Should the word "mRNA" occur in a line of the records, copy that line.

Data records below:

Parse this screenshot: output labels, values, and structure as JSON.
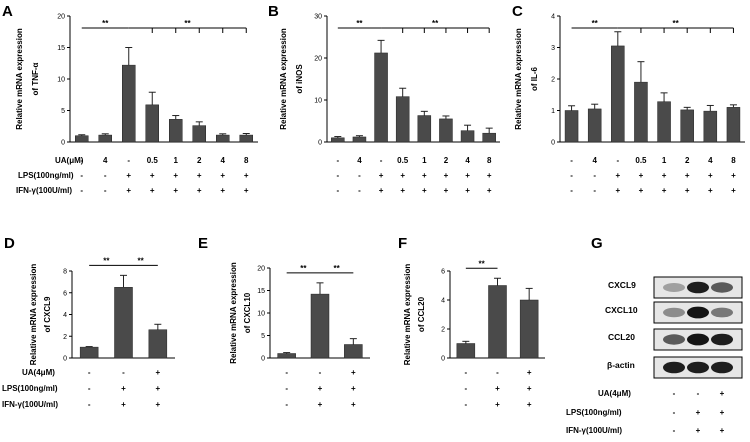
{
  "figure": {
    "panels": [
      "A",
      "B",
      "C",
      "D",
      "E",
      "F",
      "G"
    ],
    "row_labels": {
      "ua": "UA(μM)",
      "ua4": "UA(4μM)",
      "lps": "LPS(100ng/ml)",
      "ifn": "IFN-γ(100U/ml)"
    },
    "top_conditions": {
      "ua": [
        "-",
        "4",
        "-",
        "0.5",
        "1",
        "2",
        "4",
        "8"
      ],
      "lps": [
        "-",
        "-",
        "+",
        "+",
        "+",
        "+",
        "+",
        "+"
      ],
      "ifn": [
        "-",
        "-",
        "+",
        "+",
        "+",
        "+",
        "+",
        "+"
      ]
    },
    "bottom_conditions": {
      "ua": [
        "-",
        "-",
        "+"
      ],
      "lps": [
        "-",
        "+",
        "+"
      ],
      "ifn": [
        "-",
        "+",
        "+"
      ]
    },
    "significance": "**",
    "western_blot": {
      "bands": [
        "CXCL9",
        "CXCL10",
        "CCL20",
        "β-actin"
      ],
      "intensity": [
        [
          0.25,
          0.9,
          0.6
        ],
        [
          0.35,
          0.95,
          0.45
        ],
        [
          0.6,
          0.95,
          0.9
        ],
        [
          0.9,
          0.9,
          0.9
        ]
      ]
    }
  },
  "chart_data": [
    {
      "panel": "A",
      "type": "bar",
      "ylabel": "Relative mRNA expression of TNF-α",
      "ylim": [
        0,
        20
      ],
      "yticks": [
        0,
        5,
        10,
        15,
        20
      ],
      "values": [
        1.0,
        1.1,
        12.2,
        5.9,
        3.6,
        2.6,
        1.1,
        1.1
      ],
      "errors": [
        0.15,
        0.2,
        2.8,
        2.0,
        0.6,
        0.6,
        0.2,
        0.25
      ]
    },
    {
      "panel": "B",
      "type": "bar",
      "ylabel": "Relative mRNA expression of iNOS",
      "ylim": [
        0,
        30
      ],
      "yticks": [
        0,
        10,
        20,
        30
      ],
      "values": [
        1.0,
        1.2,
        21.2,
        10.8,
        6.3,
        5.5,
        2.7,
        2.1
      ],
      "errors": [
        0.3,
        0.3,
        3.0,
        2.0,
        1.0,
        0.7,
        1.3,
        1.2
      ]
    },
    {
      "panel": "C",
      "type": "bar",
      "ylabel": "Relative mRNA expression of IL-6",
      "ylim": [
        0,
        4
      ],
      "yticks": [
        0,
        1,
        2,
        3,
        4
      ],
      "values": [
        1.0,
        1.05,
        3.05,
        1.9,
        1.28,
        1.02,
        0.98,
        1.1
      ],
      "errors": [
        0.15,
        0.15,
        0.45,
        0.65,
        0.28,
        0.08,
        0.18,
        0.08
      ]
    },
    {
      "panel": "D",
      "type": "bar",
      "ylabel": "Relative mRNA expression of CXCL9",
      "ylim": [
        0,
        8
      ],
      "yticks": [
        0,
        2,
        4,
        6,
        8
      ],
      "values": [
        1.0,
        6.5,
        2.6
      ],
      "errors": [
        0.05,
        1.1,
        0.5
      ]
    },
    {
      "panel": "E",
      "type": "bar",
      "ylabel": "Relative mRNA expression of CXCL10",
      "ylim": [
        0,
        20
      ],
      "yticks": [
        0,
        5,
        10,
        15,
        20
      ],
      "values": [
        1.0,
        14.2,
        3.0
      ],
      "errors": [
        0.2,
        2.5,
        1.3
      ]
    },
    {
      "panel": "F",
      "type": "bar",
      "ylabel": "Relative mRNA expression of CCL20",
      "ylim": [
        0,
        6
      ],
      "yticks": [
        0,
        2,
        4,
        6
      ],
      "values": [
        1.0,
        5.0,
        4.0
      ],
      "errors": [
        0.15,
        0.5,
        0.8
      ]
    }
  ]
}
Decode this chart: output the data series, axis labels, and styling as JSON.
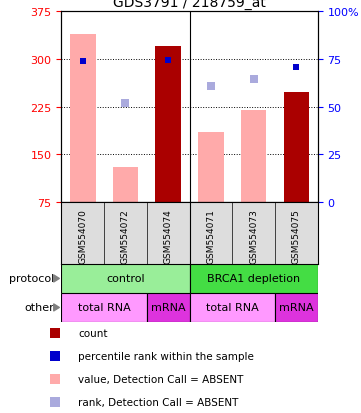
{
  "title": "GDS3791 / 218759_at",
  "samples": [
    "GSM554070",
    "GSM554072",
    "GSM554074",
    "GSM554071",
    "GSM554073",
    "GSM554075"
  ],
  "bar_values_absent": [
    340,
    130,
    0,
    185,
    220,
    0
  ],
  "bar_values_present": [
    0,
    0,
    320,
    0,
    0,
    248
  ],
  "rank_absent": [
    null,
    230,
    null,
    258,
    268,
    null
  ],
  "rank_present": [
    297,
    null,
    298,
    null,
    null,
    288
  ],
  "ylim_left": [
    75,
    375
  ],
  "yticks_left": [
    75,
    150,
    225,
    300,
    375
  ],
  "ylim_right": [
    0,
    100
  ],
  "yticks_right": [
    0,
    25,
    50,
    75,
    100
  ],
  "color_bar_absent": "#ffaaaa",
  "color_bar_present": "#aa0000",
  "color_rank_absent": "#aaaadd",
  "color_rank_present": "#0000cc",
  "protocol_groups": [
    {
      "label": "control",
      "start": 0,
      "end": 3,
      "color": "#99ee99"
    },
    {
      "label": "BRCA1 depletion",
      "start": 3,
      "end": 6,
      "color": "#44dd44"
    }
  ],
  "other_groups": [
    {
      "label": "total RNA",
      "start": 0,
      "end": 2,
      "color": "#ff99ff"
    },
    {
      "label": "mRNA",
      "start": 2,
      "end": 3,
      "color": "#dd33dd"
    },
    {
      "label": "total RNA",
      "start": 3,
      "end": 5,
      "color": "#ff99ff"
    },
    {
      "label": "mRNA",
      "start": 5,
      "end": 6,
      "color": "#dd33dd"
    }
  ],
  "legend_items": [
    {
      "label": "count",
      "color": "#aa0000"
    },
    {
      "label": "percentile rank within the sample",
      "color": "#0000cc"
    },
    {
      "label": "value, Detection Call = ABSENT",
      "color": "#ffaaaa"
    },
    {
      "label": "rank, Detection Call = ABSENT",
      "color": "#aaaadd"
    }
  ],
  "protocol_label": "protocol",
  "other_label": "other"
}
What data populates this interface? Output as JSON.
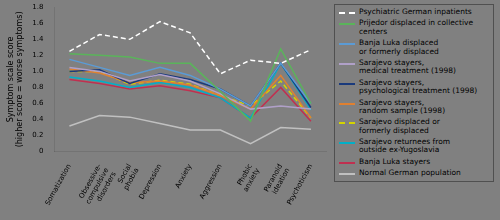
{
  "chart_data": {
    "type": "line",
    "categories": [
      "Somatization",
      "Obsessive-\ncompulsive\ndisorders",
      "Social\nphobia",
      "Depression",
      "Anxiety",
      "Aggression",
      "Phobic\nanxiety",
      "Paranoid\nideation",
      "Psychoticism"
    ],
    "series": [
      {
        "name": "Psychiatric German inpatients",
        "color": "#ffffff",
        "line_style": "dashed",
        "values": [
          1.25,
          1.46,
          1.4,
          1.62,
          1.48,
          0.97,
          1.14,
          1.1,
          1.27
        ]
      },
      {
        "name": "Prijedor displaced in collective centers",
        "color": "#5ab45a",
        "line_style": "solid",
        "values": [
          1.22,
          1.2,
          1.18,
          1.1,
          1.1,
          0.75,
          0.38,
          1.28,
          0.6
        ]
      },
      {
        "name": "Banja Luka displaced\nor formerly displaced",
        "color": "#5b9bd5",
        "line_style": "solid",
        "values": [
          1.15,
          1.05,
          0.95,
          1.05,
          0.95,
          0.78,
          0.57,
          1.1,
          0.6
        ]
      },
      {
        "name": "Sarajevo stayers,\nmedical treatment (1998)",
        "color": "#b0a0c8",
        "line_style": "solid",
        "values": [
          1.05,
          1.0,
          0.88,
          0.96,
          0.88,
          0.72,
          0.53,
          0.57,
          0.53
        ]
      },
      {
        "name": "Sarajevo stayers,\npsychological treatment (1998)",
        "color": "#1a3a7c",
        "line_style": "solid",
        "values": [
          1.0,
          1.02,
          0.85,
          0.97,
          0.9,
          0.78,
          0.57,
          1.1,
          0.55
        ]
      },
      {
        "name": "Sarajevo stayers,\nrandom sample (1998)",
        "color": "#e08030",
        "line_style": "solid",
        "values": [
          1.03,
          0.98,
          0.86,
          0.88,
          0.83,
          0.7,
          0.53,
          0.95,
          0.42
        ]
      },
      {
        "name": "Sarajevo displaced or\nformerly displaced",
        "color": "#d4d400",
        "line_style": "dashed",
        "values": [
          1.0,
          1.0,
          0.84,
          0.89,
          0.84,
          0.7,
          0.57,
          0.88,
          0.42
        ]
      },
      {
        "name": "Sarajevo returnees from\noutside ex-Yugoslavia",
        "color": "#00b0c8",
        "line_style": "solid",
        "values": [
          0.93,
          0.88,
          0.8,
          0.86,
          0.8,
          0.67,
          0.42,
          1.1,
          0.52
        ]
      },
      {
        "name": "Banja Luka stayers",
        "color": "#c03050",
        "line_style": "solid",
        "values": [
          0.9,
          0.85,
          0.78,
          0.82,
          0.76,
          0.67,
          0.42,
          0.8,
          0.38
        ]
      },
      {
        "name": "Normal German population",
        "color": "#c0c0c0",
        "line_style": "solid",
        "values": [
          0.32,
          0.45,
          0.43,
          0.35,
          0.27,
          0.27,
          0.1,
          0.3,
          0.28
        ]
      }
    ],
    "ylabel": "Symptom scale score\n(higher score = worse symptoms)",
    "ylim": [
      0,
      1.8
    ],
    "yticks": [
      0,
      0.2,
      0.4,
      0.6,
      0.8,
      {
        "value": 1.0,
        "label": "1.0"
      },
      1.2,
      1.4,
      1.6,
      1.8
    ],
    "grid": false,
    "legend": "upper right"
  }
}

End of Data records.

Result of the exercise:
      "ylabel": "Relative mRNA expression of TNF-α",
      "ylabel": "Relative mRNA expression of iNOS",
      "ylabel": "Relative mRNA expression of IL-6",
      "ylabel": "Relative mRNA expression of CXCL9",
      "ylabel": "Relative mRNA expression of CXCL10",
      "ylabel": "Relative mRNA expression of CCL20",
      "label": "mRNA",
      "label": "mRNA",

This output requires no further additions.